— GIVEN EXERCISE —
Check every line of the entries for "title", and copy the lines that hold it.

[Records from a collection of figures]
+-------+

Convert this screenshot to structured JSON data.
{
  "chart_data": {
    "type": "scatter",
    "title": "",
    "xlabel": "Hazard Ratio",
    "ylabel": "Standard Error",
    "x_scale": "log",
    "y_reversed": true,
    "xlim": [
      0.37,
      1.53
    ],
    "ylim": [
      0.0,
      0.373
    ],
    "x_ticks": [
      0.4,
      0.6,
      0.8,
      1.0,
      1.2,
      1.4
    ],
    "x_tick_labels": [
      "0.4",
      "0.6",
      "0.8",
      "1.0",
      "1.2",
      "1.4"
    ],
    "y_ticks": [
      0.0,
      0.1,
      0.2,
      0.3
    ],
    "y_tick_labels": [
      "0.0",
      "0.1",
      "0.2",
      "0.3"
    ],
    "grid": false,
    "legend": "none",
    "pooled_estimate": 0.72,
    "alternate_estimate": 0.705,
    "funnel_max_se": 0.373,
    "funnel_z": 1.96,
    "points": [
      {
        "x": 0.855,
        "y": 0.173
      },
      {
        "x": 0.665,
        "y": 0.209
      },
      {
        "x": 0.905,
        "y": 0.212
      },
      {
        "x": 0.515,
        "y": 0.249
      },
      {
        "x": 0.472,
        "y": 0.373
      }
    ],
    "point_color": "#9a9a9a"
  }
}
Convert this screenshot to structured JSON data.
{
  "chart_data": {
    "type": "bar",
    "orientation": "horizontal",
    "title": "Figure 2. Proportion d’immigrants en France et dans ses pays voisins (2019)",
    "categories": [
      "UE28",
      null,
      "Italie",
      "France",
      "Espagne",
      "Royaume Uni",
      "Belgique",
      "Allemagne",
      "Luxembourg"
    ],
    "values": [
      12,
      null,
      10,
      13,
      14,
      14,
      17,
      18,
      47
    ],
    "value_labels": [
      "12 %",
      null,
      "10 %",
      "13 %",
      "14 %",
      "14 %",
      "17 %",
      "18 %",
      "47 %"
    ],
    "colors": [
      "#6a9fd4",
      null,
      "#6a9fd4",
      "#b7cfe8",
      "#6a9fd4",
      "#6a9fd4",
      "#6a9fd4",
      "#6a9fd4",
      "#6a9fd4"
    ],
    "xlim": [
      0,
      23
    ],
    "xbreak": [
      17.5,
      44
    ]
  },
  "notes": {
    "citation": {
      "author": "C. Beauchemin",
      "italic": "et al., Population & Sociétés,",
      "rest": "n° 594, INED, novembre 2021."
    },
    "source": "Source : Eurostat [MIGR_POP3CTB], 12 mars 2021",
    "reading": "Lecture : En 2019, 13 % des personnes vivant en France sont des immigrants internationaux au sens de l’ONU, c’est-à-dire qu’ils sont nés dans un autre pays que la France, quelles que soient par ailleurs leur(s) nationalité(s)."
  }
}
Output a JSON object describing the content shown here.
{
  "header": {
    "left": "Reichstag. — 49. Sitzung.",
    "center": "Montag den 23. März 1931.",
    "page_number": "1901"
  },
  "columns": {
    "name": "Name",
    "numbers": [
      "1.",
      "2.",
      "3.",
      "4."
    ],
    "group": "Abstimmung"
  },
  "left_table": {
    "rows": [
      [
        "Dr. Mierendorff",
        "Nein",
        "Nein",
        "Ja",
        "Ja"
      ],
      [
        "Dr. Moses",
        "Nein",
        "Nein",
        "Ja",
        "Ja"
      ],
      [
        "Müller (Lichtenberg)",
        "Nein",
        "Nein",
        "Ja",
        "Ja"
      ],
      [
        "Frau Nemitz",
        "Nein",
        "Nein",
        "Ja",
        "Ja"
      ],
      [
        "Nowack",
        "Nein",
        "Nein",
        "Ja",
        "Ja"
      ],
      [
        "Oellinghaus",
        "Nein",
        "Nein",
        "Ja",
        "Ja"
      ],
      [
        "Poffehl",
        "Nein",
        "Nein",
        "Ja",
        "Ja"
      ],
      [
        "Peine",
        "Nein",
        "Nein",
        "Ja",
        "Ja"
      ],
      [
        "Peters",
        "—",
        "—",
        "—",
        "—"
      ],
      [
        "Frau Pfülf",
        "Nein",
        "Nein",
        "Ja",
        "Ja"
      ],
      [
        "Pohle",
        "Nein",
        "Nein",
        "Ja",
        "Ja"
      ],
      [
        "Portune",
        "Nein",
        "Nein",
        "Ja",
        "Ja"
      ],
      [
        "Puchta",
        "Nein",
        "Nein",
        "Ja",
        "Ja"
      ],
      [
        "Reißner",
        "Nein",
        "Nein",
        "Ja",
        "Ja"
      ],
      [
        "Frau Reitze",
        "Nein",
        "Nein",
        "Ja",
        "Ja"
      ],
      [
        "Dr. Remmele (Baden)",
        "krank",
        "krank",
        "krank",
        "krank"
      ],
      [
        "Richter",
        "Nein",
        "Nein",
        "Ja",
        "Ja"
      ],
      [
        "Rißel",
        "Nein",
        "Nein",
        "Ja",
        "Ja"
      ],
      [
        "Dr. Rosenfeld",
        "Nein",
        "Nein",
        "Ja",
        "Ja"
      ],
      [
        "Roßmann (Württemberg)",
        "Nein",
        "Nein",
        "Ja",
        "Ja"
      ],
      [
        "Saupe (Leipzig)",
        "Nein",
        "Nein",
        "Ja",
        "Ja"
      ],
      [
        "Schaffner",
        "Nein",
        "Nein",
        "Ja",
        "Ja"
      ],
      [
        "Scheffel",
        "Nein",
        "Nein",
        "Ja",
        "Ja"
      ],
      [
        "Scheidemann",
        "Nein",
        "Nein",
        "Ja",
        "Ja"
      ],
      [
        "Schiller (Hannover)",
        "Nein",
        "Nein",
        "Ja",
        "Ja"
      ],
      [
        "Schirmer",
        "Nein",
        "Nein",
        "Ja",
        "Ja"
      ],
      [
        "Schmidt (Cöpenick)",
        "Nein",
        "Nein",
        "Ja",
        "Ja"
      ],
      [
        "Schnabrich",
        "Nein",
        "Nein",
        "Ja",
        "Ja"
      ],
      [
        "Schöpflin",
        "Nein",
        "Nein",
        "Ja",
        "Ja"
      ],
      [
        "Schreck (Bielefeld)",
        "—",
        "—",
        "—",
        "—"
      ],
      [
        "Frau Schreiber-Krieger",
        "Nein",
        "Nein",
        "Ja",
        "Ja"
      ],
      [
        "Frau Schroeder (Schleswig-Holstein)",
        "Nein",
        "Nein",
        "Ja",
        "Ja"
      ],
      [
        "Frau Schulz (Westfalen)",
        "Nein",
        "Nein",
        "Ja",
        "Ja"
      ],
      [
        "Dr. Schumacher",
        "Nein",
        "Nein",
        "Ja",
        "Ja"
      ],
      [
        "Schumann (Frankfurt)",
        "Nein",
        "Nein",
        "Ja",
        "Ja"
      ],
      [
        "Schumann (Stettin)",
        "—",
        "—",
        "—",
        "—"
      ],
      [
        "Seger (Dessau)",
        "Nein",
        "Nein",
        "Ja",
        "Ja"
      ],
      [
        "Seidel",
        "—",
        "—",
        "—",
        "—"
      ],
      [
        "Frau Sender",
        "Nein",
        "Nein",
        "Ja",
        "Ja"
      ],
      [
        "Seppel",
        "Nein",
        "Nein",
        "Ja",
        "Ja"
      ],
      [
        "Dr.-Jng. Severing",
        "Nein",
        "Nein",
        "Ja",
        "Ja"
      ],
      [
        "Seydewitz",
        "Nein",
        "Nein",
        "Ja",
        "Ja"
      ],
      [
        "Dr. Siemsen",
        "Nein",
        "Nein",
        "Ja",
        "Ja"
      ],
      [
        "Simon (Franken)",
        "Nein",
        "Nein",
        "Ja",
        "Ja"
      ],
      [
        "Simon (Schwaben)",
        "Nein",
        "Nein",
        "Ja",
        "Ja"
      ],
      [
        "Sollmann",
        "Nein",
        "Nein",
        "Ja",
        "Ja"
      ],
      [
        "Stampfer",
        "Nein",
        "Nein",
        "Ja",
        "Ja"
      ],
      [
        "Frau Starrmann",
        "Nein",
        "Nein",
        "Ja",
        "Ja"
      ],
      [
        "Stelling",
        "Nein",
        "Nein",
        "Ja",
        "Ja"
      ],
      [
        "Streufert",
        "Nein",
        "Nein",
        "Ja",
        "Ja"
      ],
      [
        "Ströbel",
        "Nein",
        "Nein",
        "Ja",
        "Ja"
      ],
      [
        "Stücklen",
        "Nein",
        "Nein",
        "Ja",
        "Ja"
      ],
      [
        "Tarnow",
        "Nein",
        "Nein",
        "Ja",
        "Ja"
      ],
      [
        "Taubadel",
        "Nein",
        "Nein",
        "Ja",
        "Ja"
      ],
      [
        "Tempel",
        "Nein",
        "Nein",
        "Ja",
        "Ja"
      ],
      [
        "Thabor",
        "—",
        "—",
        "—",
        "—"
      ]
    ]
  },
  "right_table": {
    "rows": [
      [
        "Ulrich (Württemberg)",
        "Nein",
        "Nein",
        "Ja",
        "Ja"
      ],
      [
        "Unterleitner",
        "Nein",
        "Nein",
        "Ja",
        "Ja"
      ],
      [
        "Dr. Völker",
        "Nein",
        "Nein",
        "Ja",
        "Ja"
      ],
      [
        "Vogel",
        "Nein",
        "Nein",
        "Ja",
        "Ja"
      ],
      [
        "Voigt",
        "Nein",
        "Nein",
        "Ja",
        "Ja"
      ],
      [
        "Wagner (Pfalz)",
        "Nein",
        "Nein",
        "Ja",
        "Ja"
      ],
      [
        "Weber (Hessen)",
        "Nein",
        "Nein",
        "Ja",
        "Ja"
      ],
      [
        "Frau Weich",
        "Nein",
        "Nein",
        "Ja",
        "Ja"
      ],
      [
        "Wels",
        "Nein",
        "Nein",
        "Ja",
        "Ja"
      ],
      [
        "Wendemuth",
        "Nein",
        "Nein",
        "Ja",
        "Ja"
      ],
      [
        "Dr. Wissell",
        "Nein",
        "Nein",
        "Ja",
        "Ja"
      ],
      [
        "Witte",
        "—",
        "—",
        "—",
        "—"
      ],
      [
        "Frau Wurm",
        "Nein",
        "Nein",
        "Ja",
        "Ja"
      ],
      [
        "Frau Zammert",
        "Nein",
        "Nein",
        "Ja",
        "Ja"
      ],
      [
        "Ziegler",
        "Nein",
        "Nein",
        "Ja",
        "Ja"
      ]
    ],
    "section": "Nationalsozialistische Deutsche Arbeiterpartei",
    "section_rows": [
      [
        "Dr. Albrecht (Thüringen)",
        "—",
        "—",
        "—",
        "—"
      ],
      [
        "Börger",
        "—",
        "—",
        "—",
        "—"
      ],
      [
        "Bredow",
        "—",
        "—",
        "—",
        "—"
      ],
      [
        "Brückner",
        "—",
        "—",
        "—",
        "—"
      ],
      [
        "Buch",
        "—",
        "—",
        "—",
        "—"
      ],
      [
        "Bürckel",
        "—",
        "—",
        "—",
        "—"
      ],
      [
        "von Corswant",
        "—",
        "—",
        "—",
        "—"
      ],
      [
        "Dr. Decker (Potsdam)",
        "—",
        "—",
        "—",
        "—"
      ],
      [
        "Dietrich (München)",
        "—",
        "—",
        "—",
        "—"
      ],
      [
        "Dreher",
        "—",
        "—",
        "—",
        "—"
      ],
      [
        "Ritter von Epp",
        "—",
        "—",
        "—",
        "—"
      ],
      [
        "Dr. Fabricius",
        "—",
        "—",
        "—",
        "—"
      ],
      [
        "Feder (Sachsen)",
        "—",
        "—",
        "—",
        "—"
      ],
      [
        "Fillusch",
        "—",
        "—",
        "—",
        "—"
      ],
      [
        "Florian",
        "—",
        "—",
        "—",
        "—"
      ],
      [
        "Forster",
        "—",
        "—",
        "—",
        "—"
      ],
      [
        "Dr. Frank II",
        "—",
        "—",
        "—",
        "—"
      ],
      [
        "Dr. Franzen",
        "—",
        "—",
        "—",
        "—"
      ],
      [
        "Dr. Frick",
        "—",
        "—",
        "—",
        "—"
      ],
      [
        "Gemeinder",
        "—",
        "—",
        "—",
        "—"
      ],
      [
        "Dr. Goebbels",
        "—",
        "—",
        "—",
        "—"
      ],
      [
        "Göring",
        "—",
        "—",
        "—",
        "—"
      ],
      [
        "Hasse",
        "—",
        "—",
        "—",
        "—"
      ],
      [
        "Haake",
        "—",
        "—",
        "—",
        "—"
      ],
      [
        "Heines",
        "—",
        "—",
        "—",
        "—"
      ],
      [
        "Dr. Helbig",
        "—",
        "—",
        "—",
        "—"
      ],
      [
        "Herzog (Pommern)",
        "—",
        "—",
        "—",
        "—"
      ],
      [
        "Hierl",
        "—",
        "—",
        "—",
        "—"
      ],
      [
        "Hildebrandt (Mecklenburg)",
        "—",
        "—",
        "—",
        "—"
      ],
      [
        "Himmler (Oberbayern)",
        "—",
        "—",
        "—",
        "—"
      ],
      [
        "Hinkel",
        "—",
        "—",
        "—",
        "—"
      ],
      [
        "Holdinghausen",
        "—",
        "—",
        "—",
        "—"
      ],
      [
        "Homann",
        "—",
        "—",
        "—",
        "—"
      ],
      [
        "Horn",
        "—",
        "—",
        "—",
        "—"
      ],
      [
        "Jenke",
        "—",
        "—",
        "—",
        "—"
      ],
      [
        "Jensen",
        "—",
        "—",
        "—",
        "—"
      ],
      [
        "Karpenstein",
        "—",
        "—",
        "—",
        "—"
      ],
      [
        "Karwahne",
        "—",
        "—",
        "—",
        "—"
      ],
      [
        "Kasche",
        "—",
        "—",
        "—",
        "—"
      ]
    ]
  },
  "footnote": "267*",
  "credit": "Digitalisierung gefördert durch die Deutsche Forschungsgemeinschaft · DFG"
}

+-------+

— TASK OUTPUT —
    "title": "",
    "title": "Figure 2. Proportion d’immigrants en France et dans ses pays voisins (2019)",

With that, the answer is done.